→ WHAT YOU ARE ASKED TO DO
Copy every line that contains the string "found" from the entries below.

───

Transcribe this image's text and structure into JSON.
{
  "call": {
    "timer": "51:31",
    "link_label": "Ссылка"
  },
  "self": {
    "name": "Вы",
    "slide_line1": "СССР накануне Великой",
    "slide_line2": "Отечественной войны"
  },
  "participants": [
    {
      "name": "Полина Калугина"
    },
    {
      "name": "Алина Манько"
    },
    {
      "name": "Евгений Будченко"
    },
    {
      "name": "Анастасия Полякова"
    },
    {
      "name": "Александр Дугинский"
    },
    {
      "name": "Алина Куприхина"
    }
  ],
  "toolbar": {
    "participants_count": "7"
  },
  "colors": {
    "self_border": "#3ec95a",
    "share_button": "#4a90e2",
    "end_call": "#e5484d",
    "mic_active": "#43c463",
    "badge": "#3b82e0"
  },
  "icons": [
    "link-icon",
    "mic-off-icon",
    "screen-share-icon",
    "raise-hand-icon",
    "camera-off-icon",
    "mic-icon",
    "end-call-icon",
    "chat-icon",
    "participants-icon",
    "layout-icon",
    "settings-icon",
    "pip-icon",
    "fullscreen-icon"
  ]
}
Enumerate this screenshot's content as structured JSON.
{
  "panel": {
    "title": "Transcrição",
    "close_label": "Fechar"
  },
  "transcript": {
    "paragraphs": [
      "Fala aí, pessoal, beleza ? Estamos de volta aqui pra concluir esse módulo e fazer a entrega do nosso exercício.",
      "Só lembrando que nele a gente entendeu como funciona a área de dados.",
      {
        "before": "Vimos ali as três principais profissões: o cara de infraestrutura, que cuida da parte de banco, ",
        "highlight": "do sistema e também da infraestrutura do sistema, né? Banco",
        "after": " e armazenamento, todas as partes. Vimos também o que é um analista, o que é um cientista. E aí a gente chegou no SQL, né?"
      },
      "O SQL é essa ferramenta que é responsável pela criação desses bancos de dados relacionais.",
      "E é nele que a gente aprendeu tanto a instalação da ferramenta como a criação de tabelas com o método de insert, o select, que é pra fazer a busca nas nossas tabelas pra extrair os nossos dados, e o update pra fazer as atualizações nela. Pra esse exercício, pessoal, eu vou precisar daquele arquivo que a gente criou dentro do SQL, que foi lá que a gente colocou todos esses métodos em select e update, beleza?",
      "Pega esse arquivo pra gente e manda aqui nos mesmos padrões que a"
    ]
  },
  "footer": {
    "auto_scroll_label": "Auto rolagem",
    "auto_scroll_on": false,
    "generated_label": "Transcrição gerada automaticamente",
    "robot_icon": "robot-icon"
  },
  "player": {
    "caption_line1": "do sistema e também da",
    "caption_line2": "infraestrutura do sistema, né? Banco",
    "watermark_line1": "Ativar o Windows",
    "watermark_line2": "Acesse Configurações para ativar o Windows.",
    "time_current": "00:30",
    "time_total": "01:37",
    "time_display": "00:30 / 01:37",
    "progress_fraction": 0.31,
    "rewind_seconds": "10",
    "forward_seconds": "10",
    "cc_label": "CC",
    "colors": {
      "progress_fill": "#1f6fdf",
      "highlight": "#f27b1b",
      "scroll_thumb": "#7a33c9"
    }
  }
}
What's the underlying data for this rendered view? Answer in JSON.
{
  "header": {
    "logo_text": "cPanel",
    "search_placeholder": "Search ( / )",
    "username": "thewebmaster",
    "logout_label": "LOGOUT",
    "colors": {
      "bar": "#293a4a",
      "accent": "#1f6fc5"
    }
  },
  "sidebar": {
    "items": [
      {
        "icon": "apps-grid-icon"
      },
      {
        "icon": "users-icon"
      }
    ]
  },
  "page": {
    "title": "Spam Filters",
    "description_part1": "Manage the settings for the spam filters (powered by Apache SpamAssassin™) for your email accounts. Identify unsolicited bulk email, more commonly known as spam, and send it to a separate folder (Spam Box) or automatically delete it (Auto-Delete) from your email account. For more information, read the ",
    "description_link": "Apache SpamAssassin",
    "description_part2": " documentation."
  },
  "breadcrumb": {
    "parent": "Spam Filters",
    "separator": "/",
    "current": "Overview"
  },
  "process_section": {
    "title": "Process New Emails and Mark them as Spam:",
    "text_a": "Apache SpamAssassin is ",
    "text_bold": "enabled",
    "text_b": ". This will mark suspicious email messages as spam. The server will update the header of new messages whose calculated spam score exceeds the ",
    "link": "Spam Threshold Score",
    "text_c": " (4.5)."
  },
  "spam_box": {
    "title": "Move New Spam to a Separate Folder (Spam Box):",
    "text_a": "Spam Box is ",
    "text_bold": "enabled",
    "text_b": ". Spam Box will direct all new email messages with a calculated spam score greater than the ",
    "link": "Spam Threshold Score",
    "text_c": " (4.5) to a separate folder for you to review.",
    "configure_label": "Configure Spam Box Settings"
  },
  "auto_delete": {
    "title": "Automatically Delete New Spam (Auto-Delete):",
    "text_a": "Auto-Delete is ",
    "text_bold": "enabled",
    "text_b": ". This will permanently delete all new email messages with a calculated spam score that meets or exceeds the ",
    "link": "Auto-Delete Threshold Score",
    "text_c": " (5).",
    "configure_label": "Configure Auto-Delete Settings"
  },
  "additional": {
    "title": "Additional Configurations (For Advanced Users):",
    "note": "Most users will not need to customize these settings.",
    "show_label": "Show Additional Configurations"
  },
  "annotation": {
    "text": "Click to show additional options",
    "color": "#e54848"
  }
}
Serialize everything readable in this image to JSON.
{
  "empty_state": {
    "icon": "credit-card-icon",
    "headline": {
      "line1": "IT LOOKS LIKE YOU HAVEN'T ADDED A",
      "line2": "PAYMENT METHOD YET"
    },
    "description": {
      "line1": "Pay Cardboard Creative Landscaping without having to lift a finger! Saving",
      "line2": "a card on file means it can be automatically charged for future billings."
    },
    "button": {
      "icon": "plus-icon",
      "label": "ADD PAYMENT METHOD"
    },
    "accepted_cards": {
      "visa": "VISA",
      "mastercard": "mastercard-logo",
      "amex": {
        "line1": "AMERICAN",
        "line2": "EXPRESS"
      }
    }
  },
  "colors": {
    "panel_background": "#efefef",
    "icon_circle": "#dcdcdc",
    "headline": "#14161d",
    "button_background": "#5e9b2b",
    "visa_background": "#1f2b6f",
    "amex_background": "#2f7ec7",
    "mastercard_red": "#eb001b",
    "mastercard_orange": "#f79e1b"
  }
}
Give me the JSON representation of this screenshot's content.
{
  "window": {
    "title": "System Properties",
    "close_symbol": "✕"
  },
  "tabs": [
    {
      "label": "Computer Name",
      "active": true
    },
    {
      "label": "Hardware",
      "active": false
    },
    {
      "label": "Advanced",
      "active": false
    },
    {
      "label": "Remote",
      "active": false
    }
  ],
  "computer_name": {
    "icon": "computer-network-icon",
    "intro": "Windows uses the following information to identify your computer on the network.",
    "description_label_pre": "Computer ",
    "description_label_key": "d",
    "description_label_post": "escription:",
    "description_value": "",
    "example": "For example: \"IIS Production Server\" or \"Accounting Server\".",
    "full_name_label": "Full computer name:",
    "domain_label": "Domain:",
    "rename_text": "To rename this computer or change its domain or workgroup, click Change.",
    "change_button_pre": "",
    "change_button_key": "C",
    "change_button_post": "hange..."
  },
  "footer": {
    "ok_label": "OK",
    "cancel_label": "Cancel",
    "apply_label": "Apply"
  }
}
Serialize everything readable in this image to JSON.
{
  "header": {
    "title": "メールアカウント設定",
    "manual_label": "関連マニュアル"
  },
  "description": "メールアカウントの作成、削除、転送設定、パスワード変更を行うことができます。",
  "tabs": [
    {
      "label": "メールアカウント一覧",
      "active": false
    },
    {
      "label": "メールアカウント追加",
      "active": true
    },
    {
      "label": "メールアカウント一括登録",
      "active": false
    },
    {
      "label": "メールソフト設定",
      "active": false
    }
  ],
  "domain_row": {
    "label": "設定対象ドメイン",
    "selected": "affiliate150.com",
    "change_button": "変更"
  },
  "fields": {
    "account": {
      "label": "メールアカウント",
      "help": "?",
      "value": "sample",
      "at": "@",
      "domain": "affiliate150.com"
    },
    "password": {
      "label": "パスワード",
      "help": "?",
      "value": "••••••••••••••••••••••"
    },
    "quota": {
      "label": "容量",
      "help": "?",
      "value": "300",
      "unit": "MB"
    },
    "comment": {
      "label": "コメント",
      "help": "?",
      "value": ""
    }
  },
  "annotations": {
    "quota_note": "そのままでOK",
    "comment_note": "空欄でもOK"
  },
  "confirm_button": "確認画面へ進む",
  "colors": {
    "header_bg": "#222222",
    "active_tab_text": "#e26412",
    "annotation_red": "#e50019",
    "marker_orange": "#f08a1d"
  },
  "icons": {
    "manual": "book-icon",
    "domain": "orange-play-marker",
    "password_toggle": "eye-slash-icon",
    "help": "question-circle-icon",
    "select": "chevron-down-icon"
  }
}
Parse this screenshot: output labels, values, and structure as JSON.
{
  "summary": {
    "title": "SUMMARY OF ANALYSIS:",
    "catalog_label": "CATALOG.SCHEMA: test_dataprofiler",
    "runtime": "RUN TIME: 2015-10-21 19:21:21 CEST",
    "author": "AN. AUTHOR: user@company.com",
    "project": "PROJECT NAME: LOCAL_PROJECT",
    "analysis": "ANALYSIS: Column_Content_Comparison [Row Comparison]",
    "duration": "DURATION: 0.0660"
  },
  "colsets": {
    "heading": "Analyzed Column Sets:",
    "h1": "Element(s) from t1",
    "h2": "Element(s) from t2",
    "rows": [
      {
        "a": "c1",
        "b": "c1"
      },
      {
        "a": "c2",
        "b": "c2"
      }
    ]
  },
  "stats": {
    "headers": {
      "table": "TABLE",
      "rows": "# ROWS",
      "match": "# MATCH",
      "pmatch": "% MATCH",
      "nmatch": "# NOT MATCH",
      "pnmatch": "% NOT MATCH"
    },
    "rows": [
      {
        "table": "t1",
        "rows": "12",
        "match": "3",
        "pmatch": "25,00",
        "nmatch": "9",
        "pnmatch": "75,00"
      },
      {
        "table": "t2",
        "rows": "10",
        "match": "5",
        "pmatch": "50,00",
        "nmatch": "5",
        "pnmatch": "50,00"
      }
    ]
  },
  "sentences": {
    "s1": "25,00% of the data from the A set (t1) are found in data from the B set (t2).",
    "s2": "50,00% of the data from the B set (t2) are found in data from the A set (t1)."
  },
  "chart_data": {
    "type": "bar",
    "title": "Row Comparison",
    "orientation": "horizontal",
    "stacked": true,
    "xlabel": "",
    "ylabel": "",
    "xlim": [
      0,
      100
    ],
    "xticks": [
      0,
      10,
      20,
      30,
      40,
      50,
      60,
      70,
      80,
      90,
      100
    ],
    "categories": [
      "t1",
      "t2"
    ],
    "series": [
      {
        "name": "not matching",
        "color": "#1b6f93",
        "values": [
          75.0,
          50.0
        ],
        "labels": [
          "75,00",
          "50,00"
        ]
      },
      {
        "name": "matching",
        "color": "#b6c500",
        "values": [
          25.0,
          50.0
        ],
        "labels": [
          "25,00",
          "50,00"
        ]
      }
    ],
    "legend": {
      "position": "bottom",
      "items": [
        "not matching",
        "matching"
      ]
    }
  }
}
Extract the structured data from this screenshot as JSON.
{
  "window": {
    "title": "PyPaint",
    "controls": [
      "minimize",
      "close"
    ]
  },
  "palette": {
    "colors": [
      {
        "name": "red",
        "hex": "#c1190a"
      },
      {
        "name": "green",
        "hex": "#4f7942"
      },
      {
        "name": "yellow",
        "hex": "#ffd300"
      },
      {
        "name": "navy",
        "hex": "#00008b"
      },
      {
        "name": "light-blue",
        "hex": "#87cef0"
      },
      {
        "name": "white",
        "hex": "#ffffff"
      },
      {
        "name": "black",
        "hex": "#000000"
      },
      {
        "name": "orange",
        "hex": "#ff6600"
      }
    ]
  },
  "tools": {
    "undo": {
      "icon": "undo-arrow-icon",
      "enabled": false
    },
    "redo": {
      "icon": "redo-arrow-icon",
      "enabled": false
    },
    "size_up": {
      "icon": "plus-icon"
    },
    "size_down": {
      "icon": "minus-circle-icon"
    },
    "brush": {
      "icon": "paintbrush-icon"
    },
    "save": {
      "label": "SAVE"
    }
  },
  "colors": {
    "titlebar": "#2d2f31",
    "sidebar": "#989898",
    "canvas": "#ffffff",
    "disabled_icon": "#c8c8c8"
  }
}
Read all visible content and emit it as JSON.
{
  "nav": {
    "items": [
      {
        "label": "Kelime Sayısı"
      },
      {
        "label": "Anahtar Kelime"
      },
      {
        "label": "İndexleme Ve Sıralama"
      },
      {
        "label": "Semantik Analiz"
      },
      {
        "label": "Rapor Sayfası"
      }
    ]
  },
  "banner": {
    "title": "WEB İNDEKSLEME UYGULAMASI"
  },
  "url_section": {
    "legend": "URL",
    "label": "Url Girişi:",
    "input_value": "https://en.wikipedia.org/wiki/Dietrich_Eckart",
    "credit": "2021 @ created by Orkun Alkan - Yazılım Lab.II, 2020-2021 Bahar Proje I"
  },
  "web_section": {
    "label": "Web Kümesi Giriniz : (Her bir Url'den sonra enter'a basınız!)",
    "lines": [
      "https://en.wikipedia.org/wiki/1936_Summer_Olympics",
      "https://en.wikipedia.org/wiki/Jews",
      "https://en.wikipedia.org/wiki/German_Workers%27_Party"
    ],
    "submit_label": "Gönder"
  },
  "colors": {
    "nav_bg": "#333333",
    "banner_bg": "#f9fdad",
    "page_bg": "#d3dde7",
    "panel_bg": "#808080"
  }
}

───

→ SOLVED PROBLEM
    "s1": "25,00% of the data from the A set (t1) are found in data from the B set (t2).",
    "s2": "50,00% of the data from the B set (t2) are found in data from the A set (t1)."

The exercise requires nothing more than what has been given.